Raw records
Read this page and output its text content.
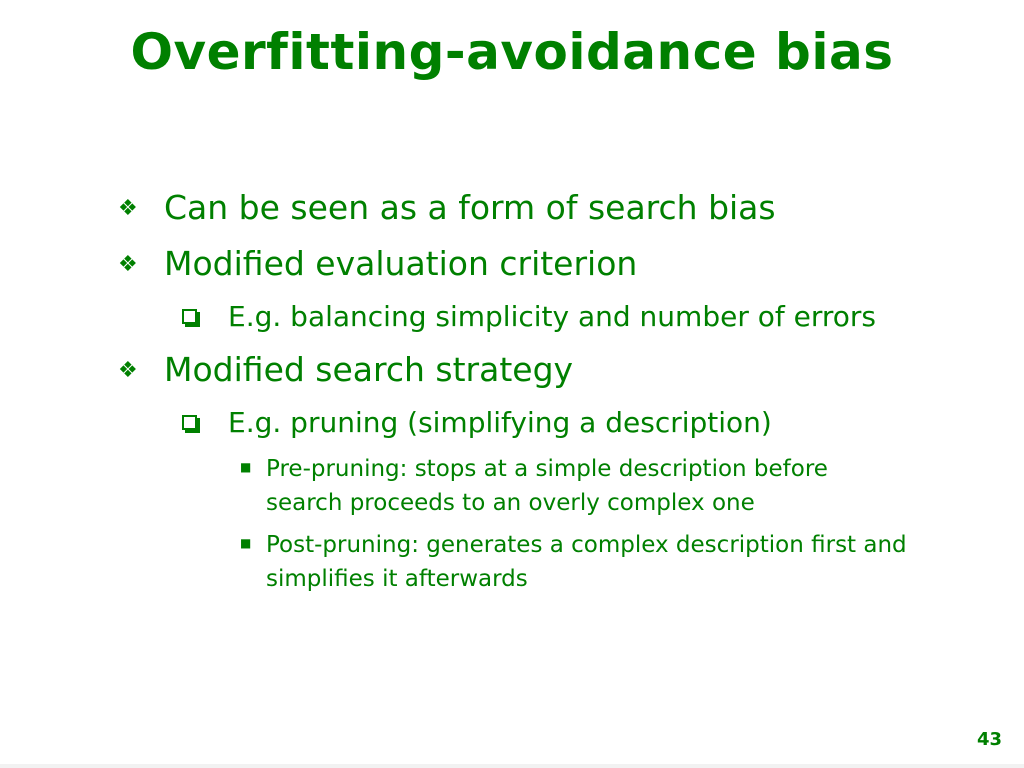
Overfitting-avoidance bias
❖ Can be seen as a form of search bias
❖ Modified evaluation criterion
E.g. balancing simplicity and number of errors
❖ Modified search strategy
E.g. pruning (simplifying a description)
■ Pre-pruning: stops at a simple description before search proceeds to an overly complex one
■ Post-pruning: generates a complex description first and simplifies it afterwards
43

§ Problem
Strip out the pictures and quote the remaining data word for word.

§ Response for this exercise
Read this page and output its text content.
Overfitting-avoidance bias
❖ Can be seen as a form of search bias
❖ Modified evaluation criterion
E.g. balancing simplicity and number of errors
❖ Modified search strategy
E.g. pruning (simplifying a description)
■ Pre-pruning: stops at a simple description before search proceeds to an overly complex one
■ Post-pruning: generates a complex description first and simplifies it afterwards
43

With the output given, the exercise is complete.